### Your instructions
Output every entry exactly, from the first line to the last.

### Extracted information
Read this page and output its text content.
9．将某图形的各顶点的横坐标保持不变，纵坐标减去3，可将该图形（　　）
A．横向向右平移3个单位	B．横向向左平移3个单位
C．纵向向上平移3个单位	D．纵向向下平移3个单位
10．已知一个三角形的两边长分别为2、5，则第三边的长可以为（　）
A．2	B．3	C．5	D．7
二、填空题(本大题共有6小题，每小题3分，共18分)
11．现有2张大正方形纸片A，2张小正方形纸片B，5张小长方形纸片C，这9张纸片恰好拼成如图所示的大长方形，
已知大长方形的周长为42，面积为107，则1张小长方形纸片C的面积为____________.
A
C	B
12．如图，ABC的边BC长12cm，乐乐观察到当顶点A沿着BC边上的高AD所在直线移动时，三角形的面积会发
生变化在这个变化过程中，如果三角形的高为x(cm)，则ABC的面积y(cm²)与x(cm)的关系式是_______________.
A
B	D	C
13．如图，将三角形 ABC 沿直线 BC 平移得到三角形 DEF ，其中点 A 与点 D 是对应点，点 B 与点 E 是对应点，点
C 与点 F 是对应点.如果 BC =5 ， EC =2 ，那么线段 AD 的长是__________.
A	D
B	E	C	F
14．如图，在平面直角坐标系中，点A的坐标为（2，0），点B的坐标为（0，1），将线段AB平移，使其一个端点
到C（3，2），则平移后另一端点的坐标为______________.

### Solution
Read this page and output its text content.
9．将某图形的各顶点的横坐标保持不变，纵坐标减去3，可将该图形（　　）
A．横向向右平移3个单位	B．横向向左平移3个单位
C．纵向向上平移3个单位	D．纵向向下平移3个单位
10．已知一个三角形的两边长分别为2、5，则第三边的长可以为（　）
A．2	B．3	C．5	D．7
二、填空题(本大题共有6小题，每小题3分，共18分)
11．现有2张大正方形纸片A，2张小正方形纸片B，5张小长方形纸片C，这9张纸片恰好拼成如图所示的大长方形，
已知大长方形的周长为42，面积为107，则1张小长方形纸片C的面积为____________.
A
C	B
12．如图，ABC的边BC长12cm，乐乐观察到当顶点A沿着BC边上的高AD所在直线移动时，三角形的面积会发
生变化在这个变化过程中，如果三角形的高为x(cm)，则ABC的面积y(cm²)与x(cm)的关系式是_______________.
A
B	D	C
13．如图，将三角形 ABC 沿直线 BC 平移得到三角形 DEF ，其中点 A 与点 D 是对应点，点 B 与点 E 是对应点，点
C 与点 F 是对应点.如果 BC =5 ， EC =2 ，那么线段 AD 的长是__________.
A	D
B	E	C	F
14．如图，在平面直角坐标系中，点A的坐标为（2，0），点B的坐标为（0，1），将线段AB平移，使其一个端点
到C（3，2），则平移后另一端点的坐标为______________.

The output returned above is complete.